Set exercise 1
Reproduce the entries without changes, from the start of the entries through the line that contains "pressure-value: 27.02 (828, 908, 1452, 1146)", with both ends included.

Page extract
********

Yet it was well known to many Canadian and American sportsmen, aviators, and artists.[13] In her travel notes Bishop documents a strong American presence on the island. For example, at Mrs. O’Toole’s boarding house in Caplin Harbour, Bishop is delighted to find "a recent copy of the Mercury — seems that an American school-teacher left it." In Brigus she lodges with Mrs. Goshire, who "has four sons in Buffalo and New York, all out of work." In Dildo as Bishop signs the guest house register, Mr. Endymion George tells her "how he once signed one from ‘Ohio’ instead of Dildo, ‘for badness’." In Harbour Grace Bishop and Huntington stay at the Cochrane House "run by the famous ‘Rosie’ — Rose Archibald September 24, 2007."[14] In the guest register, they see listed "many famous aviation names ... including Amelia Earhart’s"; several months earlier Earhart had taken off from Harbour Grace, becoming the first woman to solo across the Atlantic Ocean.[15] Bishop learns that Mollison is expected the next day and that his mechanics have already arrived.[16]

In the 1930s travel to Newfoundland from Canada, the United States, and Great Britain was relatively easy, with direct steamship services to St. John’s as well as a railway link across the island. Even though Bishop had an independent income and had, since turning twenty-one, full control of her own money, the Newfoundland trip was economically feasible for two college students. For example, transportation and accommodation costs in Newfoundland were relatively inexpensive; four days lodgings at the Sea View Hotel in Topsail, Conception Bay, cost Bishop and Huntington $2.00 per night each with an extra 75 cents per meal and $1.75 for cigarettes.[17] In addition, Newfoundland was a place Bishop had often heard about from her Nova Scotian relations, so perhaps she harboured some romantic notions about the island and its inhabitants. Unlike the kind of conventional trips which her affluent friends took for granted, Bishop was more interested in odd, unusual places; naturally curious about the world, she actively positioned herself, through travel, to view it from unusual perspectives.

When she first conceived of the Newfoundland excursion, Bishop had hoped that Frani Blough would be her travelling companion.[18] Their correspondence prior to the trip suggests that Blough may have had her own reasons for wanting to go there. In an undated note Bishop playfully asked Frani, "When and where is L [not identified] to be in Newfoundland? Shall we meet in Dead Man’s Cove or Cutthroat Bay?" On 8 July 1932 as the departure time grew near, Bishop wrote to Blough again, imploring her friend to join her: "My dear Frani, I certainly wish you would join us as far as St. Anthony’s. I’m sure you’ll find L there — for after all isn’t St. Anthony the patron St. of lost articles? ... I’m going into training for a grueling trip with the mighty Ev, but I’ve a feeling I’d be thankful for some company."[19] On 9 August 1932 Bishop wrote a final letter to Blough before setting sail from Boston with "the mighty" Evelyn Huntington:

Ev and I are sailing Saturday ... [for Newfoundland on a walking trip]. The boat takes from then until Thursday to get there and we are going second class, so Heaven knows what shape we’ll be in when we arrive. I’ve collected a small knapsack, a small flashlight, a small flask....

********

Extracted information
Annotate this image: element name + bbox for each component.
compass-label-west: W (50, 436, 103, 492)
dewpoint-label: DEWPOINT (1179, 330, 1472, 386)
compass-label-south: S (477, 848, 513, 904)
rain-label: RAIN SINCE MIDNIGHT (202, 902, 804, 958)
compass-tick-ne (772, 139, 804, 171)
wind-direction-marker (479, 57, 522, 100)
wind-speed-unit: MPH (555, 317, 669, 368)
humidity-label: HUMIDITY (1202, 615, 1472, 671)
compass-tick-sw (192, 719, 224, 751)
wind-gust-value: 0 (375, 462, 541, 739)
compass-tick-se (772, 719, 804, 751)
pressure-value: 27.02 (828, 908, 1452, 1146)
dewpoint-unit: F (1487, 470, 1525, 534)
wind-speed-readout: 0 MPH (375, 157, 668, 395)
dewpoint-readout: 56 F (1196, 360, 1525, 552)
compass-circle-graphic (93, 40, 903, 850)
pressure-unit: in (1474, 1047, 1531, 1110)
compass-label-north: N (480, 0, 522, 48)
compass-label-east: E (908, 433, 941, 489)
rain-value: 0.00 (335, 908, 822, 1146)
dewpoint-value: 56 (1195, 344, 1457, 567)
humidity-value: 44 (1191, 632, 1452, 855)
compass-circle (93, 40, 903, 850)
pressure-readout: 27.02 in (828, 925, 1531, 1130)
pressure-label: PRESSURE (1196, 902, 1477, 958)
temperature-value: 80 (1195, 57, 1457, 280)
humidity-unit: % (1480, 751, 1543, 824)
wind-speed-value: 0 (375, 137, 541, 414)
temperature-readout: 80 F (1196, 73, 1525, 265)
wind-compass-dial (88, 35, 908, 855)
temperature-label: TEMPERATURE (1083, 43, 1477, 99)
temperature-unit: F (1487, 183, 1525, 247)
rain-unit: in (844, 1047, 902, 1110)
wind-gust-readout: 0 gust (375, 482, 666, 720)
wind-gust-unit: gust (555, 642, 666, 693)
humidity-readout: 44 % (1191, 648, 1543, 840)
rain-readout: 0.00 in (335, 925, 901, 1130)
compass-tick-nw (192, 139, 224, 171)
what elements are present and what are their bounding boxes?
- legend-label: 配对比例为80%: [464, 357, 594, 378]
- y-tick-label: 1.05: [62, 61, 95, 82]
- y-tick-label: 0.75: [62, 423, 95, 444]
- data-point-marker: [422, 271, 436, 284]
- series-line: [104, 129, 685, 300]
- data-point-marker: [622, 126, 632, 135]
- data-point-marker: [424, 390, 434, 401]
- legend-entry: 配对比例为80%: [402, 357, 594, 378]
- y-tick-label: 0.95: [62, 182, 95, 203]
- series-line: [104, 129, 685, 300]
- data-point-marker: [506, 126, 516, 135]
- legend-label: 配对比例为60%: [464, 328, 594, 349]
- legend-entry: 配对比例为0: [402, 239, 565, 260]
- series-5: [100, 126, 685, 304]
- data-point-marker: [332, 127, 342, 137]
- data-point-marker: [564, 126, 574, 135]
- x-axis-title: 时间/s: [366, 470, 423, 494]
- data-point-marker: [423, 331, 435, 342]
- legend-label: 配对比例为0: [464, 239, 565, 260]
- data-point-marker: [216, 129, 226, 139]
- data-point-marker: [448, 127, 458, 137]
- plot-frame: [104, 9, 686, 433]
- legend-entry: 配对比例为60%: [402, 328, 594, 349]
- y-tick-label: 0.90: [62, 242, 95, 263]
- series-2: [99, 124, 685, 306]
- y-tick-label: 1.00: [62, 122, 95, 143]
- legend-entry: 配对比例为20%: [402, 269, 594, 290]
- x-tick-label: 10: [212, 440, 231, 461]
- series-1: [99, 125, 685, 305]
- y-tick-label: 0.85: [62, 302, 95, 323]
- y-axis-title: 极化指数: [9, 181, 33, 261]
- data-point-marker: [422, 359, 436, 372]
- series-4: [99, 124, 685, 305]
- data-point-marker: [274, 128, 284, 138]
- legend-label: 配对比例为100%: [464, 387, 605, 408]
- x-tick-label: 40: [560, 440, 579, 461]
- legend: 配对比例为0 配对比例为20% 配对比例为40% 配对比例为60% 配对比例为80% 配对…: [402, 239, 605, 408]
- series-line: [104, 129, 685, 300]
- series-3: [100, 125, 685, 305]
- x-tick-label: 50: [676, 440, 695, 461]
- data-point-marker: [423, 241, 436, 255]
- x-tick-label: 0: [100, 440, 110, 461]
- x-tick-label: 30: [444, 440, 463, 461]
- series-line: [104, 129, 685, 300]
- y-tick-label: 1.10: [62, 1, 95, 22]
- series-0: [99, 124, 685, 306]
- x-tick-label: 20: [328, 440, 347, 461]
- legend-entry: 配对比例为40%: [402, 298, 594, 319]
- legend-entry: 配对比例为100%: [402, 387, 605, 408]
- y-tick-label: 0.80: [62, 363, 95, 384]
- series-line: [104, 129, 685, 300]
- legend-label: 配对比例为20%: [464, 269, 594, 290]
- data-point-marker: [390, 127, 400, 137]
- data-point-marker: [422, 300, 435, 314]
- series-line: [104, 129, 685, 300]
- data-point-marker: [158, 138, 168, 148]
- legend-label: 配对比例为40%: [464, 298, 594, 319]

********

Set exercise 2
For each statement, say yes or no according to the passage about Bishop's Newfoundland trip, and quote the words that decide it. (a) Lodging at the Sea View Hotel in Topsail cost Bishop and Huntington $2.00 per night each. (b) Mrs. Goshire's four sons in Buffalo and New York were employed. (c) Bishop wrote her final letter to Blough before sailing on 9 August 1932.

Full solution 1
Annotate this image: element name + bbox for each component.
compass-label-west: W (50, 436, 103, 492)
dewpoint-label: DEWPOINT (1179, 330, 1472, 386)
compass-label-south: S (477, 848, 513, 904)
rain-label: RAIN SINCE MIDNIGHT (202, 902, 804, 958)
compass-tick-ne (772, 139, 804, 171)
wind-direction-marker (479, 57, 522, 100)
wind-speed-unit: MPH (555, 317, 669, 368)
humidity-label: HUMIDITY (1202, 615, 1472, 671)
compass-tick-sw (192, 719, 224, 751)
wind-gust-value: 0 (375, 462, 541, 739)
compass-tick-se (772, 719, 804, 751)
pressure-value: 27.02 (828, 908, 1452, 1146)

Full solution 2
(a) Yes: "cost Bishop and Huntington $2.00 per night each"
(b) No: "has four sons in Buffalo and New York, all out of work."
(c) Yes: "On 9 August 1932 Bishop wrote a final letter to Blough before setting sail from Boston"